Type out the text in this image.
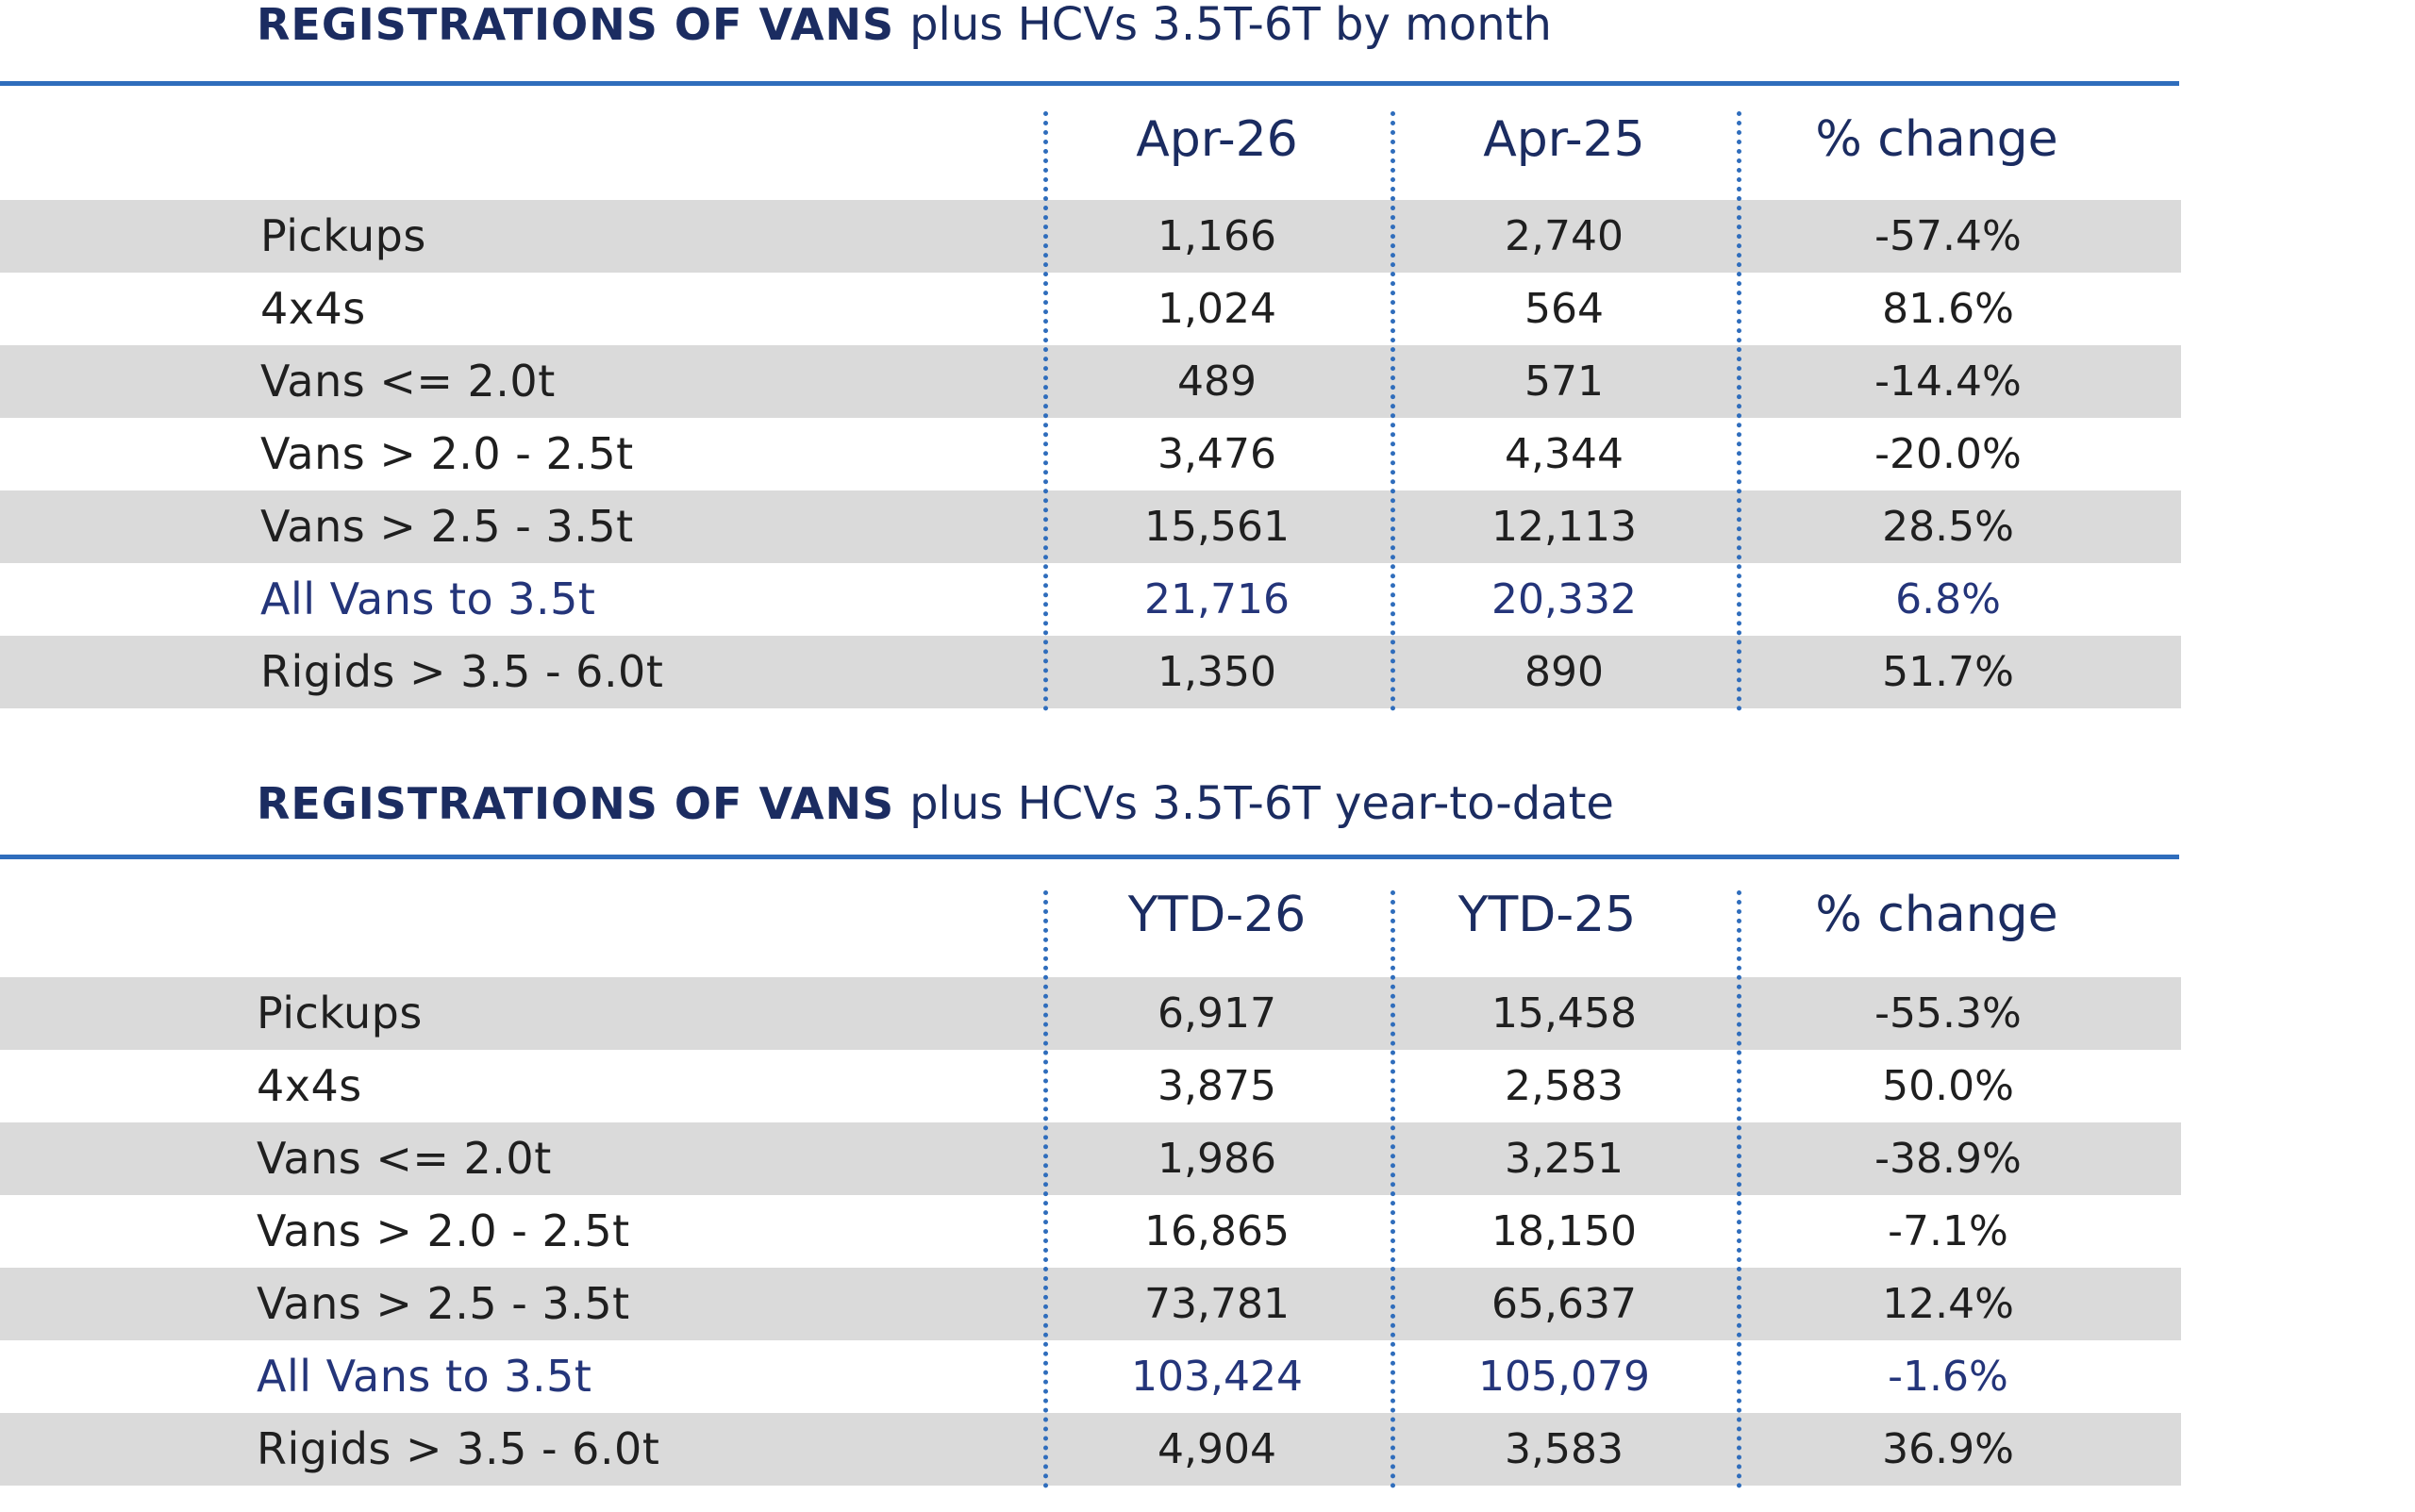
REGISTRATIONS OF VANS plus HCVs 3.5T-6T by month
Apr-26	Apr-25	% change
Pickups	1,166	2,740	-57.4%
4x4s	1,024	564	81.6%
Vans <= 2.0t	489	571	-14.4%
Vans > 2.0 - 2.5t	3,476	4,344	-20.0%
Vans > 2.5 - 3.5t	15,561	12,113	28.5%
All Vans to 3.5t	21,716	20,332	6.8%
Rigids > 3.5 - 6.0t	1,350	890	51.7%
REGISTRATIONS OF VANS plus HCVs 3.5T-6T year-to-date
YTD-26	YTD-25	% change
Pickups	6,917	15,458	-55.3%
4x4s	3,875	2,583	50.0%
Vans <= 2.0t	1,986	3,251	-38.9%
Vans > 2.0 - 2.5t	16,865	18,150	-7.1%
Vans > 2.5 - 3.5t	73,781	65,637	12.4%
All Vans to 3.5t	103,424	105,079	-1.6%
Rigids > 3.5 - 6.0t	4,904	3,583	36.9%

◇ ◇ ◇ ◇ ◇

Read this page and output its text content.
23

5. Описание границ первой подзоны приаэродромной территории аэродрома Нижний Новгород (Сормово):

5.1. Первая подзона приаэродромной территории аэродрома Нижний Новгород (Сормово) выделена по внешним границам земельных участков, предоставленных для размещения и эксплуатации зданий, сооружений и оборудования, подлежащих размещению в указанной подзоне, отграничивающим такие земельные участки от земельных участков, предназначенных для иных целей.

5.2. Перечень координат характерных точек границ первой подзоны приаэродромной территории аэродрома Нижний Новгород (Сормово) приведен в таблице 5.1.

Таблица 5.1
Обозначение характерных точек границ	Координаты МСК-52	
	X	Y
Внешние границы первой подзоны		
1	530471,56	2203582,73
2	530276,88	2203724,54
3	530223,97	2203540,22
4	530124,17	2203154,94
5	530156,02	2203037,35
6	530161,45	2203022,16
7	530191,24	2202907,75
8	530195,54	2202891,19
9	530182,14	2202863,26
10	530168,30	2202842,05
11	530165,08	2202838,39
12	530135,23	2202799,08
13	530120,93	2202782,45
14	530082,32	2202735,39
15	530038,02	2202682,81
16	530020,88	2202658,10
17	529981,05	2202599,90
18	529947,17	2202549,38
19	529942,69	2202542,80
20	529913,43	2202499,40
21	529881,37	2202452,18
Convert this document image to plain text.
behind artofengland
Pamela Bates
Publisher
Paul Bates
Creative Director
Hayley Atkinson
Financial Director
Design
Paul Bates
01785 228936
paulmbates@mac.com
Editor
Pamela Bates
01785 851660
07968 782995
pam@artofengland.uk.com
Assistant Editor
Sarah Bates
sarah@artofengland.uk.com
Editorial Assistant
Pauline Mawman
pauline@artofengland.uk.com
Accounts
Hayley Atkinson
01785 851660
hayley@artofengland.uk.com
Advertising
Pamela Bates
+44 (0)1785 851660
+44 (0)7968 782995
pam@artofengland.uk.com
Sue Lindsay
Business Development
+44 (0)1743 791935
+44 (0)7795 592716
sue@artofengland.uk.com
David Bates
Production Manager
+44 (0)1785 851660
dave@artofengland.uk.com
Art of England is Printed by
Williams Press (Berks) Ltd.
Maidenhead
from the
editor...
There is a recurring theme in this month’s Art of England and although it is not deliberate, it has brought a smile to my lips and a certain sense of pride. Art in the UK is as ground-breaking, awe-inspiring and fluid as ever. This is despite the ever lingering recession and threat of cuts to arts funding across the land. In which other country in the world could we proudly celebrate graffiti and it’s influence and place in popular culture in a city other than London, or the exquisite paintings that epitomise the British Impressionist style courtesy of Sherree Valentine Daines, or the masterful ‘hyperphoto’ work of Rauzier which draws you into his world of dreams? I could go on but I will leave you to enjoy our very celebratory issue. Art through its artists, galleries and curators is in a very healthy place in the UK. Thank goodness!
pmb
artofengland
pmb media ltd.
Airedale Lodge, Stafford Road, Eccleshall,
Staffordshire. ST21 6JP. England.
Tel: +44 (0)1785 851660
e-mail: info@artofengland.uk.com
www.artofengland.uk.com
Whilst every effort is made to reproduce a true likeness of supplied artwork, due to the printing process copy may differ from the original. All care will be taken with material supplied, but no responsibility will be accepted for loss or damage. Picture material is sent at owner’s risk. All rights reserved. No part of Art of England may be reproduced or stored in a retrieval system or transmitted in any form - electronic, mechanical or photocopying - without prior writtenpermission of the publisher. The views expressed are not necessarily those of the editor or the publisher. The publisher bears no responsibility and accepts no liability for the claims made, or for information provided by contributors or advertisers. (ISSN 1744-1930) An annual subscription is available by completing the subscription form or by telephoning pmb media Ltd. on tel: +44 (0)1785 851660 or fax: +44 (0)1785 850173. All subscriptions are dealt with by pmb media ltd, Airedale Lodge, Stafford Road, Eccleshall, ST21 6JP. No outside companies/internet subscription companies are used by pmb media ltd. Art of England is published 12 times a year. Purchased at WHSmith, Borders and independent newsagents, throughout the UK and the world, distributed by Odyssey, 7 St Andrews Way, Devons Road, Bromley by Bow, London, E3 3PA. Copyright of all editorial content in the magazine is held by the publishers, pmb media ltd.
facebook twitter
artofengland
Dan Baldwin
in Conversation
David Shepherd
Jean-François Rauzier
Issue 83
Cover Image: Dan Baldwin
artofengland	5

◇ ◇ ◇ ◇ ◇

* Requirement
In the records, locate each line holding the string "территории" and copy it.

* Written answer
5. Описание границ первой подзоны приаэродромной территории аэродрома Нижний Новгород (Сормово):
5.1. Первая подзона приаэродромной территории аэродрома Нижний Новгород (Сормово) выделена по внешним границам земельных участков, предоставленных для размещения и эксплуатации зданий, сооружений и оборудования, подлежащих размещению в указанной подзоне, отграничивающим такие земельные участки от земельных участков, предназначенных для иных целей.
5.2. Перечень координат характерных точек границ первой подзоны приаэродромной территории аэродрома Нижний Новгород (Сормово) приведен в таблице 5.1.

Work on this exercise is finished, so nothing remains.